## TRY IT
Every line in the entries that holds the word "Katedra" counts toward the answer, which should be a single number.

## SUPPLIED DATA

---

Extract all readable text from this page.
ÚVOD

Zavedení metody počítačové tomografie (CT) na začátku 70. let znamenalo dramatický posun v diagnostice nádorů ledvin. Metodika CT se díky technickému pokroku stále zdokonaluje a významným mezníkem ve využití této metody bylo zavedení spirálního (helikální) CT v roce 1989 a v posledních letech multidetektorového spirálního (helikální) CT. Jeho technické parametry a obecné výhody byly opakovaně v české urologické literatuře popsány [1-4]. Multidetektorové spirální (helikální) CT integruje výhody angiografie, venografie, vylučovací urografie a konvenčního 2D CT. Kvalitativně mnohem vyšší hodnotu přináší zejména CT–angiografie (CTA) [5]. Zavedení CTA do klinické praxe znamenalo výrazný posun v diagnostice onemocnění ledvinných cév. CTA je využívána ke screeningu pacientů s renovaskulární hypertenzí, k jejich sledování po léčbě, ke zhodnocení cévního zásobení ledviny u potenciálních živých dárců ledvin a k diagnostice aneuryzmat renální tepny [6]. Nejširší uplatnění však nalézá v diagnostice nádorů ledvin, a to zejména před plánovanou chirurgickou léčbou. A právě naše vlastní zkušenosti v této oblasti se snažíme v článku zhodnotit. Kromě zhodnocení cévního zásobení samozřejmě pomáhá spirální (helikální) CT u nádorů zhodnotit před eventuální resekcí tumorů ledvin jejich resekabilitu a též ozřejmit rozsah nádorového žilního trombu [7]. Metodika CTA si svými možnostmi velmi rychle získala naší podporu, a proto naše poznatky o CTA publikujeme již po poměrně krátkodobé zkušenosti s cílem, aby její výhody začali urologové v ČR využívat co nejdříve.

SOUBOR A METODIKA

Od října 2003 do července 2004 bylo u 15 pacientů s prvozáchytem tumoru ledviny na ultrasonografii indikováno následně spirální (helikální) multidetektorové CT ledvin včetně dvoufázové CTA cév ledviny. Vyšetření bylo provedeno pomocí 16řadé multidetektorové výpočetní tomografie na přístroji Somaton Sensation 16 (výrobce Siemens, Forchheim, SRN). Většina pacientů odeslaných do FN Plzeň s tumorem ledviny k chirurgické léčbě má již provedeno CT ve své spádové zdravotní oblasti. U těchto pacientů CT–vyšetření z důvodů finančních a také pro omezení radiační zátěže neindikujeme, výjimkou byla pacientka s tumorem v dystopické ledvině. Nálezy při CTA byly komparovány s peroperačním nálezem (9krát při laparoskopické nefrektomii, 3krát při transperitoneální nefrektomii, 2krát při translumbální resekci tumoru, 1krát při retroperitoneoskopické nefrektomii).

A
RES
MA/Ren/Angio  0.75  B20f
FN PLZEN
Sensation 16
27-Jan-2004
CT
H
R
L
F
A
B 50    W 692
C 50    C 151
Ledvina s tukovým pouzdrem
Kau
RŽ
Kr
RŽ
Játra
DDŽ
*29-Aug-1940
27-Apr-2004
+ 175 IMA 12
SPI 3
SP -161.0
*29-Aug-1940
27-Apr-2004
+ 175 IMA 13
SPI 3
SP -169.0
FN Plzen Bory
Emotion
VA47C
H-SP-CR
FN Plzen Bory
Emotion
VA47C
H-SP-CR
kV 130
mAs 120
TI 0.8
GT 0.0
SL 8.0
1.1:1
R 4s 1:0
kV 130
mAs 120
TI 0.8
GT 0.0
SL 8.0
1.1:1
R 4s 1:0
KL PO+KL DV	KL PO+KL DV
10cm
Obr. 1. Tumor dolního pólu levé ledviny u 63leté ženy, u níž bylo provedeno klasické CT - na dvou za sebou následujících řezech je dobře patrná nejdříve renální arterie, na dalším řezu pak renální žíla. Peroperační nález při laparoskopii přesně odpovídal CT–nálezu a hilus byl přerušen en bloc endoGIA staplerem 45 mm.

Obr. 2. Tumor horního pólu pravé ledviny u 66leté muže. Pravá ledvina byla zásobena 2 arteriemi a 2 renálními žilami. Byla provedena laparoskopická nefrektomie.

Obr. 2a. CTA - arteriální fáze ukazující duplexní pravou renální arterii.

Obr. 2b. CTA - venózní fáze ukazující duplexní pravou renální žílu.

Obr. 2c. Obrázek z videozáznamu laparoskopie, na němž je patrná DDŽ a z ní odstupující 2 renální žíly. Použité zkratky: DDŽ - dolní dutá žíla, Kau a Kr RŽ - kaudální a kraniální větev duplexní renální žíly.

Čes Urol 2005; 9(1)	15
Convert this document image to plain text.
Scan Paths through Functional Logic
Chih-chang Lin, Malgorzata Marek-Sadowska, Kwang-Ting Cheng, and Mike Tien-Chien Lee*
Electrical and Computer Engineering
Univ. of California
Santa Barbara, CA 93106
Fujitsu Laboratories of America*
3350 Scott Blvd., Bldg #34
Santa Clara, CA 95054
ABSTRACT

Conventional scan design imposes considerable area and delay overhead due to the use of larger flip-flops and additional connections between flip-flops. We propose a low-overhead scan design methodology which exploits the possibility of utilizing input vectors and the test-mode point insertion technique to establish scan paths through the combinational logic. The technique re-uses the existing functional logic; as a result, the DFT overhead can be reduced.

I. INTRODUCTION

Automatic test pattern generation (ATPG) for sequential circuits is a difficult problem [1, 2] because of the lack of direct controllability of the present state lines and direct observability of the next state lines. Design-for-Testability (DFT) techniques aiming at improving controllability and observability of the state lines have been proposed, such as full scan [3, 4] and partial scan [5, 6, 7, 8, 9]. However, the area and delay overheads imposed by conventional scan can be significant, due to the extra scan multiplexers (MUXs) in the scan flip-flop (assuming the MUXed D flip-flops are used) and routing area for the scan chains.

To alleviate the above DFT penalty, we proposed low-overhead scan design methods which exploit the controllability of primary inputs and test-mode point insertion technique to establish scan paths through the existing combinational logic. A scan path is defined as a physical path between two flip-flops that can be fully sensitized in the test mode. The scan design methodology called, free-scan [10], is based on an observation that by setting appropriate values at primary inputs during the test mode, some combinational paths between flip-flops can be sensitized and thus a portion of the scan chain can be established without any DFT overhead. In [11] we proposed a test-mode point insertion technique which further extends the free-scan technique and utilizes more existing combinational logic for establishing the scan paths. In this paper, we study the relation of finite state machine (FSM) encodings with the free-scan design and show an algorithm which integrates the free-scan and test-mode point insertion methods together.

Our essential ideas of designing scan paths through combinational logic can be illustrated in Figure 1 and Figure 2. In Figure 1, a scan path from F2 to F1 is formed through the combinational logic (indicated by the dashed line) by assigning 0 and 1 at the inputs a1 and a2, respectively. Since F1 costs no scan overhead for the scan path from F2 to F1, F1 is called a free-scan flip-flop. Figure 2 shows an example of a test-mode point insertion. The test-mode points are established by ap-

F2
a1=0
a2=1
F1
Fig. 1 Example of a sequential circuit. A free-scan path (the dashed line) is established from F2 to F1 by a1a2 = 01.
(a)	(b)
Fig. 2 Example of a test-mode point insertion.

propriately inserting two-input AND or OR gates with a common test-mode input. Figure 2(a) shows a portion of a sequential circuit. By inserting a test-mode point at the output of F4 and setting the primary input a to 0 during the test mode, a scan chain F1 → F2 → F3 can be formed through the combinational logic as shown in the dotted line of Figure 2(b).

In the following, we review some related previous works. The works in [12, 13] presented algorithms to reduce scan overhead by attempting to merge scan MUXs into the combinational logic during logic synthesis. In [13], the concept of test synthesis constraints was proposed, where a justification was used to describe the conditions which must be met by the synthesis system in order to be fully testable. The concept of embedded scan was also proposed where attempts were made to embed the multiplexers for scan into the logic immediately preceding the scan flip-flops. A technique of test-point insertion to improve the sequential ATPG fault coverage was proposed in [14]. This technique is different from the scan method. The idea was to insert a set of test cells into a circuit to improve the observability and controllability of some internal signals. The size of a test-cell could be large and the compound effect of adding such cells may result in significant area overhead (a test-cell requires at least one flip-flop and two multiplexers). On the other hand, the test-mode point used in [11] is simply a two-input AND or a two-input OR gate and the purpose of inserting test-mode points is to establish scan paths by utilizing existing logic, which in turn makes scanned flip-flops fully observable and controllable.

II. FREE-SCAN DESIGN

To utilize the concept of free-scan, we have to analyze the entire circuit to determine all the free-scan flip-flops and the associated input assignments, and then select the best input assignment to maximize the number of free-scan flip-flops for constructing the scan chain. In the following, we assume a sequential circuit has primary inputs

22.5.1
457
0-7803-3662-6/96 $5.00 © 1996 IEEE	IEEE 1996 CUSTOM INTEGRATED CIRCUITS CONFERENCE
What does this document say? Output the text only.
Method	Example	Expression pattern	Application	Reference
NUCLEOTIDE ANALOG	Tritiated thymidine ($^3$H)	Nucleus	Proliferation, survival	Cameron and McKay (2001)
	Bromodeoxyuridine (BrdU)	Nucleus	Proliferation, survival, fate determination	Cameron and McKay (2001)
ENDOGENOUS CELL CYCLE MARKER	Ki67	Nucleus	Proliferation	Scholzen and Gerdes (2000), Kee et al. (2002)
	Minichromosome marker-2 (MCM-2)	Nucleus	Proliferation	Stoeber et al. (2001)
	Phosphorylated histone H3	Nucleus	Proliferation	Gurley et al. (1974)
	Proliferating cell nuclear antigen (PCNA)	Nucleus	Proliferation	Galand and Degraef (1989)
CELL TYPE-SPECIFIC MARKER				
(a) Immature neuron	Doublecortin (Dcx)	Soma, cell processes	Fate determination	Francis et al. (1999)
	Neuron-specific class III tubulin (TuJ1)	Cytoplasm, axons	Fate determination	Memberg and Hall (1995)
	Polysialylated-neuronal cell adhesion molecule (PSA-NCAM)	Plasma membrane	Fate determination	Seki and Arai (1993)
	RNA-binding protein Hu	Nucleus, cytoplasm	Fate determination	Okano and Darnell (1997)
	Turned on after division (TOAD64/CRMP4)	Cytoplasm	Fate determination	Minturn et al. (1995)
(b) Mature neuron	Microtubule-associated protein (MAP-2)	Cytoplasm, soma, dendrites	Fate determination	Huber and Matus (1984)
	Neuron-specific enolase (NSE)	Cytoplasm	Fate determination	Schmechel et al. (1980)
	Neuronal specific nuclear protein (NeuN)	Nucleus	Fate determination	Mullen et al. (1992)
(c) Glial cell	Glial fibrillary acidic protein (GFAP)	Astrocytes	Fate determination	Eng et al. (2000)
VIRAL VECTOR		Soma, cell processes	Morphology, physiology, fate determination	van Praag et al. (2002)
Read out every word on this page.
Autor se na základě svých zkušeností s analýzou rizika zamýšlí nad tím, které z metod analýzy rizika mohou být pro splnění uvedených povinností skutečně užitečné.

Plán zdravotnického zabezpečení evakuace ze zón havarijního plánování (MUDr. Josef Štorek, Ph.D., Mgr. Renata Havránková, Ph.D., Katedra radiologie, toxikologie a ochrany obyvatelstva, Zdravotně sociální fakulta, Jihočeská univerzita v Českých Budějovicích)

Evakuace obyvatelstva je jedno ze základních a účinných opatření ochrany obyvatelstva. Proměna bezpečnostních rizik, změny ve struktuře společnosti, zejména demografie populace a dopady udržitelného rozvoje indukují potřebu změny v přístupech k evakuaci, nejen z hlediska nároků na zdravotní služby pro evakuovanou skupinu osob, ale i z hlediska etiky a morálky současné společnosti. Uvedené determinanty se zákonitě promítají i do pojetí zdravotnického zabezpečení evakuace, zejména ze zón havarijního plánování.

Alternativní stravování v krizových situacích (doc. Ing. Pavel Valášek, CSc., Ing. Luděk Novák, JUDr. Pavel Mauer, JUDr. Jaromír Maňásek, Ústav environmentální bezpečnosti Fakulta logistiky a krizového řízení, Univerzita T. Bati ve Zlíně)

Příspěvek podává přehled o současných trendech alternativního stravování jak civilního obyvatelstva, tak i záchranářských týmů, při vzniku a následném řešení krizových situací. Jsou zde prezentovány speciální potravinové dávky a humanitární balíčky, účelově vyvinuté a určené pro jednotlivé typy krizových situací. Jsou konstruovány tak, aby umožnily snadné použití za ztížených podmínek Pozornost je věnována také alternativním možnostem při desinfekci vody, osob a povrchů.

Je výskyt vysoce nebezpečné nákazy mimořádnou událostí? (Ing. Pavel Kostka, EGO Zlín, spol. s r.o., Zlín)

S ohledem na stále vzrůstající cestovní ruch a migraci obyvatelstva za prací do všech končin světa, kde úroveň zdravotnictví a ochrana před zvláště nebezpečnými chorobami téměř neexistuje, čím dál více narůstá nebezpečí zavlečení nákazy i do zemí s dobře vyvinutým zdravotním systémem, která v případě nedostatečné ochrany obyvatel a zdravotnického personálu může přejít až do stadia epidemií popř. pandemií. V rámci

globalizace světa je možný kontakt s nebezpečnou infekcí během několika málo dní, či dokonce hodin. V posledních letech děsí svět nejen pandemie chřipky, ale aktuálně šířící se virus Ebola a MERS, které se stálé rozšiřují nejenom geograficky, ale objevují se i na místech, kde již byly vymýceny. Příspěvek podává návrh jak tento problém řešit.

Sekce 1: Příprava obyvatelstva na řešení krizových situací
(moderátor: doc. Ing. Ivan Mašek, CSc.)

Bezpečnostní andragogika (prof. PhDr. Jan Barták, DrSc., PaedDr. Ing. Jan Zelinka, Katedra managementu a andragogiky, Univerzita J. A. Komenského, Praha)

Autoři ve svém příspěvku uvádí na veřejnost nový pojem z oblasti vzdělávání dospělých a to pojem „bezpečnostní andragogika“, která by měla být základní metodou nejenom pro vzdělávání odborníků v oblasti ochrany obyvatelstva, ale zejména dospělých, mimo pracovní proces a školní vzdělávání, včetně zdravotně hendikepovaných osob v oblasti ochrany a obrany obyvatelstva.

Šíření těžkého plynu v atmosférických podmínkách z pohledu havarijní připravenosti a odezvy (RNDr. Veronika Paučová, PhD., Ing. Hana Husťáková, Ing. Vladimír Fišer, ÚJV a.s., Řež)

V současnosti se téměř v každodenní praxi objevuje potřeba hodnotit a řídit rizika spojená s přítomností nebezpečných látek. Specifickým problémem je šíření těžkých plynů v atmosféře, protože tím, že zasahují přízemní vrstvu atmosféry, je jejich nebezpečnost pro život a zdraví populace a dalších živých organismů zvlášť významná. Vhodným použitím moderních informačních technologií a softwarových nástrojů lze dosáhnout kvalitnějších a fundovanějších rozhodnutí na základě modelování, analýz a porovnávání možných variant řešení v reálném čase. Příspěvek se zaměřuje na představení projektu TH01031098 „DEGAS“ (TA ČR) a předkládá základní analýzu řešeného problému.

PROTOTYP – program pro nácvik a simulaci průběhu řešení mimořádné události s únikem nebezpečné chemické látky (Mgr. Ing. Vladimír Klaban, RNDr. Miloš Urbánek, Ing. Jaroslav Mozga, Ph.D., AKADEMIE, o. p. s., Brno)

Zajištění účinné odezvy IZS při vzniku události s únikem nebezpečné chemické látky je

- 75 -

---

## OUTPUT OF THE EXERCISE
2